═══ Data provided
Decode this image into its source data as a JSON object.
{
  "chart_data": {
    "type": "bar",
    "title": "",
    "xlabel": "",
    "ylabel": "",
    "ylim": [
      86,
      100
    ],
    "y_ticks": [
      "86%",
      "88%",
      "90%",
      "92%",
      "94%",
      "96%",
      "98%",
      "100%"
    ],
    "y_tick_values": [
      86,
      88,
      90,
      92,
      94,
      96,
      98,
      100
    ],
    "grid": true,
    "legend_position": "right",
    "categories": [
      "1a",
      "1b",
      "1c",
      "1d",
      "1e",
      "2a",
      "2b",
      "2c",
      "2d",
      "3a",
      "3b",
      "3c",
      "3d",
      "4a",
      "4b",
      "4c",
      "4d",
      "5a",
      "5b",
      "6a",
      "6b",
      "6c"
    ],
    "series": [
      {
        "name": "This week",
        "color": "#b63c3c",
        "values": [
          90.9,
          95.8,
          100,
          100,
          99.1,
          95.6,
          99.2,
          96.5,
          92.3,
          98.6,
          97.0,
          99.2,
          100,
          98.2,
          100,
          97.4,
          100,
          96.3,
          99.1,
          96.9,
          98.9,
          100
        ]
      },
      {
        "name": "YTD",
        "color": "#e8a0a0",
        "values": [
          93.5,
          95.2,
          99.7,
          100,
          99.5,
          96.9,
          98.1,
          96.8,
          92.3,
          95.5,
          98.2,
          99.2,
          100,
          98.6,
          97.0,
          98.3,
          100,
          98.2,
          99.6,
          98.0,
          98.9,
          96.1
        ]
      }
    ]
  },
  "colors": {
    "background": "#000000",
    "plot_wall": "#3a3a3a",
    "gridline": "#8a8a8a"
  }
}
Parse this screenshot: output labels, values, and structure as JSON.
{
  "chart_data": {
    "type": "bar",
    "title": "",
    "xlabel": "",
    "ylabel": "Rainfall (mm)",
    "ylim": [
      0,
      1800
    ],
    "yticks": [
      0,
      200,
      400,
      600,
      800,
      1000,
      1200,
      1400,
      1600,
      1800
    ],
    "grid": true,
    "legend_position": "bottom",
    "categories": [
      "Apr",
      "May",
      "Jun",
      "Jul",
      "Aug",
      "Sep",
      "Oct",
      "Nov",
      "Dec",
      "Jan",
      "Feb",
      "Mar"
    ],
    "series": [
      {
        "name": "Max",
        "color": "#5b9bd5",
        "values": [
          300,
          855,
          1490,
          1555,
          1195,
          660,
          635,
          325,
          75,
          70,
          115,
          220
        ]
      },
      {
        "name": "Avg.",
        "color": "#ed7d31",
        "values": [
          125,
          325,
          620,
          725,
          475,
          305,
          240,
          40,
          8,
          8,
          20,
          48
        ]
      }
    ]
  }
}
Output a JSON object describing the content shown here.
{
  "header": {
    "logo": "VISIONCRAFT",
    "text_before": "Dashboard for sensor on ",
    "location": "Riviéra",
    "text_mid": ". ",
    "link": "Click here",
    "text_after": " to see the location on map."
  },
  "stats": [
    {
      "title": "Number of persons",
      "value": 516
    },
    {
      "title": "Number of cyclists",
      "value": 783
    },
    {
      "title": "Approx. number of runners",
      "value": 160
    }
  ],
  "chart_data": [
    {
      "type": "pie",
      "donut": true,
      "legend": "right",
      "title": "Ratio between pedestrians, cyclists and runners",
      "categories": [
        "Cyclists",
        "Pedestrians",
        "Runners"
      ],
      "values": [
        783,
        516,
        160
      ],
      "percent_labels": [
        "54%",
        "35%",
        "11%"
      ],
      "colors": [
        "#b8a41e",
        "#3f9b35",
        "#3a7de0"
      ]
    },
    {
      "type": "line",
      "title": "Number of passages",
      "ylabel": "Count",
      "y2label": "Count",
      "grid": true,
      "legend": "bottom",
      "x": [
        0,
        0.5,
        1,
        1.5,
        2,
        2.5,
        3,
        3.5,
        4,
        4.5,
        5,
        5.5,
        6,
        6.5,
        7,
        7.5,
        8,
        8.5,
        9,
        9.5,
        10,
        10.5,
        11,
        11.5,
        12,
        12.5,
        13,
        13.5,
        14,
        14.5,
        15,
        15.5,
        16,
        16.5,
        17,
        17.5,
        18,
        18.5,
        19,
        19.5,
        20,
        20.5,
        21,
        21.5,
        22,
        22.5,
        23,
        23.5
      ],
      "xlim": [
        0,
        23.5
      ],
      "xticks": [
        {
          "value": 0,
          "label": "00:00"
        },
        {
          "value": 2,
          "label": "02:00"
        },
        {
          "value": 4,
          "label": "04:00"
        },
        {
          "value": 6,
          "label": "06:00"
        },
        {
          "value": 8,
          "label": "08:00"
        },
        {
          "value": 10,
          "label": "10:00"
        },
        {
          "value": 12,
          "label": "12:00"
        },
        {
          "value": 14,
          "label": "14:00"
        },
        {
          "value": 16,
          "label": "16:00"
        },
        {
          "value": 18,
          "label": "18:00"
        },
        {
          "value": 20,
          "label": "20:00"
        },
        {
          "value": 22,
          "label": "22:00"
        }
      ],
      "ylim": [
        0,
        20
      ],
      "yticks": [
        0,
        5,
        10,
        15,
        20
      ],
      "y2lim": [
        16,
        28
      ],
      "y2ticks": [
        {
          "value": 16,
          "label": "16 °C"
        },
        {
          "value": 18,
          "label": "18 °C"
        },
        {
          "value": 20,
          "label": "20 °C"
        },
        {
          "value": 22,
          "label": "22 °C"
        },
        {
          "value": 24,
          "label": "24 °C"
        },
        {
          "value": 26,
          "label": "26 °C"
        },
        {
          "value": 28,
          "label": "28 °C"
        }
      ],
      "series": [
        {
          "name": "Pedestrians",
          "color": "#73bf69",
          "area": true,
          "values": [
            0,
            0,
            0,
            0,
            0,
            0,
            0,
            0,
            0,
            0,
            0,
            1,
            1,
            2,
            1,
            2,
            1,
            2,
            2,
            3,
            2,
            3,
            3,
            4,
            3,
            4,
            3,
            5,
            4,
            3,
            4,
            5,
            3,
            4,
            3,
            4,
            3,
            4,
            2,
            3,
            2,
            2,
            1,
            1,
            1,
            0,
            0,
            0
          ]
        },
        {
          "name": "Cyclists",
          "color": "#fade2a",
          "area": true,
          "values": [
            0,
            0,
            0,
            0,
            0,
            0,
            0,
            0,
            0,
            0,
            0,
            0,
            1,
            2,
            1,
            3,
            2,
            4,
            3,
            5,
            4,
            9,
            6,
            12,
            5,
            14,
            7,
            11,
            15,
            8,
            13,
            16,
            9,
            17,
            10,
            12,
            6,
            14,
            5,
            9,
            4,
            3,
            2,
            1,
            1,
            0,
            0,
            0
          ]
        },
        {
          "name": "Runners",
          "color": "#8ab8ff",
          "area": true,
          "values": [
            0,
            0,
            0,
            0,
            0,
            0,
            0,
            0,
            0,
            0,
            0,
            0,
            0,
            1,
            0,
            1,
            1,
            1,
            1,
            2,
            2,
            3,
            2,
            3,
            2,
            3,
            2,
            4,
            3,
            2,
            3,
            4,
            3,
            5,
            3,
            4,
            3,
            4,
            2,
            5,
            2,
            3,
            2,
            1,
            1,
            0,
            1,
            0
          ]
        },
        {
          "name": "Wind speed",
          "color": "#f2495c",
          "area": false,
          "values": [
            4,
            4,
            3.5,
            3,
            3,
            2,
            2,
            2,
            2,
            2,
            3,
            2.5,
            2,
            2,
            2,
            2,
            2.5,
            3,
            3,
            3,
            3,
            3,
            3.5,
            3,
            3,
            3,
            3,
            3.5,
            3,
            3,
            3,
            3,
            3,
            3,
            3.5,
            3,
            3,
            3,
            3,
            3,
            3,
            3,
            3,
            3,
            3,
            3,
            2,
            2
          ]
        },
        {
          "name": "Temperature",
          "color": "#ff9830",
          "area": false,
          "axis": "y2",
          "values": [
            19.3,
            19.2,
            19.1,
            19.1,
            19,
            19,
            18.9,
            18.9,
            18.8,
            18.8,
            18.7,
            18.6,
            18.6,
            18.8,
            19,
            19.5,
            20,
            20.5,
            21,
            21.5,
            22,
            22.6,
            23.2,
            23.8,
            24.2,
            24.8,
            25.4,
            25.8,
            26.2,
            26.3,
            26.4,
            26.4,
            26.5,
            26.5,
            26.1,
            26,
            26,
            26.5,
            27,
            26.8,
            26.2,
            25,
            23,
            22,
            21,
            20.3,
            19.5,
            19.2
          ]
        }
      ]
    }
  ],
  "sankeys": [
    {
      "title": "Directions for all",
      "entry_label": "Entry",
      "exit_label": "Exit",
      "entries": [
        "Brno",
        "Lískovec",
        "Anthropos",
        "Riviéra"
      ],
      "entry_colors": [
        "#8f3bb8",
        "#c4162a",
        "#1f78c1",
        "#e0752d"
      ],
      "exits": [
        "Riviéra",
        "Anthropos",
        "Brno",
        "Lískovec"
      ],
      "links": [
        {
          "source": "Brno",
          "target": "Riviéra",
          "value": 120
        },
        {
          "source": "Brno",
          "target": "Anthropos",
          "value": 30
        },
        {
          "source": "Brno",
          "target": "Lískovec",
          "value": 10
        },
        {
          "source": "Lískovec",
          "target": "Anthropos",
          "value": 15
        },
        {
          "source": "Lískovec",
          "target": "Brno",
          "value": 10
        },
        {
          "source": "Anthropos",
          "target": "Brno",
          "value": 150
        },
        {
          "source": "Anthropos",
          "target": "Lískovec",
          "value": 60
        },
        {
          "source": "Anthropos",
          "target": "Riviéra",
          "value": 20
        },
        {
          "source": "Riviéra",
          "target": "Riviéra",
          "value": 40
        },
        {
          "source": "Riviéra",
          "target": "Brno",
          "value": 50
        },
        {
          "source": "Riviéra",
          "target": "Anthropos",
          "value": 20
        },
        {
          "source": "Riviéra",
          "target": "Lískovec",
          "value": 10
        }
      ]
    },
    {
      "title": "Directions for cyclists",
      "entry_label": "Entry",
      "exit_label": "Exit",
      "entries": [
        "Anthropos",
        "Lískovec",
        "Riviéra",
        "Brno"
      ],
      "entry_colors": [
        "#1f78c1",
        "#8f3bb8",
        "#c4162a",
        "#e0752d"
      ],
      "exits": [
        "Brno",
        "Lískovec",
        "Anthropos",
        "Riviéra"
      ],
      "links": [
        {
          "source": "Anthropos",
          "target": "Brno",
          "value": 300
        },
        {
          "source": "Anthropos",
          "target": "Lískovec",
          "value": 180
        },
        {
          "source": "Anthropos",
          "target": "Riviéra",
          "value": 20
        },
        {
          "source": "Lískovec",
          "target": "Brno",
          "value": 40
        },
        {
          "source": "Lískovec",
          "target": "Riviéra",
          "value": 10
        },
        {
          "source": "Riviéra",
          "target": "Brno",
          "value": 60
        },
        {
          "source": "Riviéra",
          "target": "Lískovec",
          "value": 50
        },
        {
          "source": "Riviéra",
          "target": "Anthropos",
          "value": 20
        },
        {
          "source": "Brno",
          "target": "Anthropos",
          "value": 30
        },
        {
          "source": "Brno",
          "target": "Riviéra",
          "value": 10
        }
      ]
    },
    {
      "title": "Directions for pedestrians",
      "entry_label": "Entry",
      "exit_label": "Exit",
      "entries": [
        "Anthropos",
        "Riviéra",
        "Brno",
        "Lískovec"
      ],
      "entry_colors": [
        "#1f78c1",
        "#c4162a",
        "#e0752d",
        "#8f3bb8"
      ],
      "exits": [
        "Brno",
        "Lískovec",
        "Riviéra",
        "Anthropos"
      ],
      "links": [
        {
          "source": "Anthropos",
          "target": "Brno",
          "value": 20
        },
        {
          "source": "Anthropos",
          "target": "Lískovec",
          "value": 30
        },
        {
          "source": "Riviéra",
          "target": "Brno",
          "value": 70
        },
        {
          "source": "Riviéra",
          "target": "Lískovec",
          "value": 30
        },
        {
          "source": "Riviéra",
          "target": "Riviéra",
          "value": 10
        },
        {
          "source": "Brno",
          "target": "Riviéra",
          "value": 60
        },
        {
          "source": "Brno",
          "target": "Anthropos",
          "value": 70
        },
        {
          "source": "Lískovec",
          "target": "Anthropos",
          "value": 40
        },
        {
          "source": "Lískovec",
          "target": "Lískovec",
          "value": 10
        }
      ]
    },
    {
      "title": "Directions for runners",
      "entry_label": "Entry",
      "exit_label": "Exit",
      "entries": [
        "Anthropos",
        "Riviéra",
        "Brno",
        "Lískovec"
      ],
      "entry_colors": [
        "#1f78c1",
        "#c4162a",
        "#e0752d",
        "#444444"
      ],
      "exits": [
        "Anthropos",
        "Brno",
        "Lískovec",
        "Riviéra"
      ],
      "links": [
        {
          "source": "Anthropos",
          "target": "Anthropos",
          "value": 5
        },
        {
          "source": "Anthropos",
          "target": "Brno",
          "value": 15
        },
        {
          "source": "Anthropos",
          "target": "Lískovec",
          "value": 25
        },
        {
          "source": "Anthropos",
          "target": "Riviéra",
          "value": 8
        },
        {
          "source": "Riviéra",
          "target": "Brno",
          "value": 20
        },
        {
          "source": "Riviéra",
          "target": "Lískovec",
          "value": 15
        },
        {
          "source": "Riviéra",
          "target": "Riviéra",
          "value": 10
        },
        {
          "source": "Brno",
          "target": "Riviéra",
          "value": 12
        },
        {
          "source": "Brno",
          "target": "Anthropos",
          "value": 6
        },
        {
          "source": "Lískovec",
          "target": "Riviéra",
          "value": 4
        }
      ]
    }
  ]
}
══════
- [Problem to solve] Gather each line from the listing above that holds "name".

- [Final answer]
        "name": "This week",
        "name": "YTD",
        "name": "Max",
        "name": "Avg.",
          "name": "Pedestrians",
          "name": "Cyclists",
          "name": "Runners",
          "name": "Wind speed",
          "name": "Temperature",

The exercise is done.